▶ **DESCRIPTION OF THE TASK**
Return all lines in the material below that contain "subtitle".

▶ **RECORDS SUPPLIED**
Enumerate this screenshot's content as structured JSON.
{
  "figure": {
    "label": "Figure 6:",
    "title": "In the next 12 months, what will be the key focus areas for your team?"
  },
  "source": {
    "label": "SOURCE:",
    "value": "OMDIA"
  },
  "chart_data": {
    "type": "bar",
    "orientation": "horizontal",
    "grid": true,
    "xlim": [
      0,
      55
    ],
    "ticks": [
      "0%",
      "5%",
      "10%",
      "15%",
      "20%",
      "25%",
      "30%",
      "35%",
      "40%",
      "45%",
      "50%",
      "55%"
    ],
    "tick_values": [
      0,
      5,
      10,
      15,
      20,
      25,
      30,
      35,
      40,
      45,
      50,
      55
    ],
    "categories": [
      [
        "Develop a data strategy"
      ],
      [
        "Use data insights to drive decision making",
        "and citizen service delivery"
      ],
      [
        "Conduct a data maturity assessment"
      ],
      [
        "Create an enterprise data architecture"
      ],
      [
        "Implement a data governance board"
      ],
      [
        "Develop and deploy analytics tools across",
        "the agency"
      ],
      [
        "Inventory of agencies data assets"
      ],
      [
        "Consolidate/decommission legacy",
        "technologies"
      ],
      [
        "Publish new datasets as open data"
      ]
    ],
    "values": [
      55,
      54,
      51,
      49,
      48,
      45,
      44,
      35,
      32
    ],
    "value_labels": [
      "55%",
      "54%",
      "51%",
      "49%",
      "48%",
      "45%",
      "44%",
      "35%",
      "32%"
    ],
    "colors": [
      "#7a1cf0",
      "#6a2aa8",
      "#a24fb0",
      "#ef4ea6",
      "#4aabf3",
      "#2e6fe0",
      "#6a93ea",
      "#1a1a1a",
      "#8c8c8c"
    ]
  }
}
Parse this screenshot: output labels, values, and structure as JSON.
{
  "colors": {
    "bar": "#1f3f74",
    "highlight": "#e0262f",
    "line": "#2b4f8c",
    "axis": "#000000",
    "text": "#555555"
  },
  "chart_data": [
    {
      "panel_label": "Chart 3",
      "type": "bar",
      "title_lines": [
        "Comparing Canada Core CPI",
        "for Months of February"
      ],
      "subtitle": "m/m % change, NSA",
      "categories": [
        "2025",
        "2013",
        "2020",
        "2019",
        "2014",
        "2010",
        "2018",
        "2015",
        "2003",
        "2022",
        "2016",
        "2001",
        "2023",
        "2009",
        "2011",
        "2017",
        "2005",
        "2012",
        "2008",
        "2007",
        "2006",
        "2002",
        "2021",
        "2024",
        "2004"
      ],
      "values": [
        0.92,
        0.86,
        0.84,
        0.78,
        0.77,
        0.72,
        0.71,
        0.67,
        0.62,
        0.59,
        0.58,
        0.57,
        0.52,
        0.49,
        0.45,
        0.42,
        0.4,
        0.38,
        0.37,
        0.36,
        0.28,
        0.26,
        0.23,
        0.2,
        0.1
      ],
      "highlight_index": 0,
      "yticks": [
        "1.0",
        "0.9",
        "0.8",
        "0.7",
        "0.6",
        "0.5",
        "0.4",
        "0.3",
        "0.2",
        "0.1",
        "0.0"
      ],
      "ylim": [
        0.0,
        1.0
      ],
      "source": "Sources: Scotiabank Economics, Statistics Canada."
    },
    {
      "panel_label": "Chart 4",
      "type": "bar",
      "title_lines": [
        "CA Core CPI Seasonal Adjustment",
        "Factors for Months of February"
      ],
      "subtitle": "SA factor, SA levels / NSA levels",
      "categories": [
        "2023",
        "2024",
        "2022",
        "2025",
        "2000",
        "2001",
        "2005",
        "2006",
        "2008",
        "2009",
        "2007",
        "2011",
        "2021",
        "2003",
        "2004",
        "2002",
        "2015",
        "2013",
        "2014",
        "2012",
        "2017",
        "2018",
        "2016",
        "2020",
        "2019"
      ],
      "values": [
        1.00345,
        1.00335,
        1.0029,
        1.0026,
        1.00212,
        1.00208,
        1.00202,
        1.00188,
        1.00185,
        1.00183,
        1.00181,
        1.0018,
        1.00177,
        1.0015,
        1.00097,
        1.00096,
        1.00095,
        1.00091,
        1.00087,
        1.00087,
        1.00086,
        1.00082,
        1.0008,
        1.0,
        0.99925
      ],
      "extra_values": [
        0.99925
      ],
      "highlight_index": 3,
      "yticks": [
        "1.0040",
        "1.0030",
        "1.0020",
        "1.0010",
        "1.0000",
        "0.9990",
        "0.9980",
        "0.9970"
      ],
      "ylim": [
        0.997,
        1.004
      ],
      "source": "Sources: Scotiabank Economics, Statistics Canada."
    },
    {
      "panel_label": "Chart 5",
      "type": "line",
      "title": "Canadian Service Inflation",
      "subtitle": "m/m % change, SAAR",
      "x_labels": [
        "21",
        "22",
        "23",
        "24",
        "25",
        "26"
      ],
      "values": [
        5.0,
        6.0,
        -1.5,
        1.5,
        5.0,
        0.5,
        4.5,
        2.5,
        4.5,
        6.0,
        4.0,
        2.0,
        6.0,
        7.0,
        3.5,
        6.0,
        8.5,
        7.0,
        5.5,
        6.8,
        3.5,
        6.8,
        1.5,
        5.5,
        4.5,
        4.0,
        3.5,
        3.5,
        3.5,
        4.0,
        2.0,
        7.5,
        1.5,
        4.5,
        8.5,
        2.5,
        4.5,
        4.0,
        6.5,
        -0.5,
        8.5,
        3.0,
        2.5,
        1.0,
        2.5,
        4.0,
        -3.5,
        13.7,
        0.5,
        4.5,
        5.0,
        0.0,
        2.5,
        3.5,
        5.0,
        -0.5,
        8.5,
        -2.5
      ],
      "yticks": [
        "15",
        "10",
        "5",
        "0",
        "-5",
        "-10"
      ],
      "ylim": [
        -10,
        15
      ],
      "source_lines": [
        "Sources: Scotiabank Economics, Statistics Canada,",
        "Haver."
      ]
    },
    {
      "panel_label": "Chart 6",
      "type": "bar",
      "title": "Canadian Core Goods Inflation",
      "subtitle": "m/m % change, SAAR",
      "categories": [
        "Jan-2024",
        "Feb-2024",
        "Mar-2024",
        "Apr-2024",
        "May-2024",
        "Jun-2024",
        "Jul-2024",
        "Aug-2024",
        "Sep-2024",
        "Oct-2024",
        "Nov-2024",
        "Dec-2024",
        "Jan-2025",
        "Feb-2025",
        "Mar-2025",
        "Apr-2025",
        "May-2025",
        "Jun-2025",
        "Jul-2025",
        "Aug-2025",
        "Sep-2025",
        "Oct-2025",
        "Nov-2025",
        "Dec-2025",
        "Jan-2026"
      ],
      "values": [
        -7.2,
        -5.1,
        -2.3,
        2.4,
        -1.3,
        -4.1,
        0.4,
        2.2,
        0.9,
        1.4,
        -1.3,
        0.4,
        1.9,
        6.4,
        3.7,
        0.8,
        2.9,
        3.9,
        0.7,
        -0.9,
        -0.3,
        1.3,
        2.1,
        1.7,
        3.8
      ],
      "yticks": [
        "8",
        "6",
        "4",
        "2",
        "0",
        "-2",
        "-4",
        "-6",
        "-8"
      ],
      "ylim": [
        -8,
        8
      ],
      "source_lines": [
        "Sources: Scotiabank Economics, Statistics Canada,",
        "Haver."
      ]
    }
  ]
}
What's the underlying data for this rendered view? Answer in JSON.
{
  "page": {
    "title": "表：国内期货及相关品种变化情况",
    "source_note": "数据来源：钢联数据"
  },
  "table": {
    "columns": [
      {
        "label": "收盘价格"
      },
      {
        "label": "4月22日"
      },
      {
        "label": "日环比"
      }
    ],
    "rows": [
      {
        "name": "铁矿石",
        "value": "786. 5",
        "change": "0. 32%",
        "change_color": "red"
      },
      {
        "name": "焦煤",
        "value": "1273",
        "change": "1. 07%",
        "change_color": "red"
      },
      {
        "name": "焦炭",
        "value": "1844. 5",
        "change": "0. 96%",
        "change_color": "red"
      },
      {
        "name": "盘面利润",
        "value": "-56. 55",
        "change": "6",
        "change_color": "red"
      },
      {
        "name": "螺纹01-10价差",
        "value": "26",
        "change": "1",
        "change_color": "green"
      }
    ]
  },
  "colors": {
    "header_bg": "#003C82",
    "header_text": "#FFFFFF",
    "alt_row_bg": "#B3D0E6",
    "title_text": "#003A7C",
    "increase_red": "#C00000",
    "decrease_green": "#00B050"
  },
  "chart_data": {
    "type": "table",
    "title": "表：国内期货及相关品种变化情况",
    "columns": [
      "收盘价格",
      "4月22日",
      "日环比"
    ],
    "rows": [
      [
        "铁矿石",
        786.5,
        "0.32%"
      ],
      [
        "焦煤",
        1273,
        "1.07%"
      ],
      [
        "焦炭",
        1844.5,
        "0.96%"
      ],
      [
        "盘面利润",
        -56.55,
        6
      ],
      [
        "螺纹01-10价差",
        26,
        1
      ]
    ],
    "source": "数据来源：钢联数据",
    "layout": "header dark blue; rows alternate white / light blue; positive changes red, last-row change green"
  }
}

▶ **FINISHED TASK**
      "subtitle": "m/m % change, NSA",
      "subtitle": "SA factor, SA levels / NSA levels",
      "subtitle": "m/m % change, SAAR",
      "subtitle": "m/m % change, SAAR",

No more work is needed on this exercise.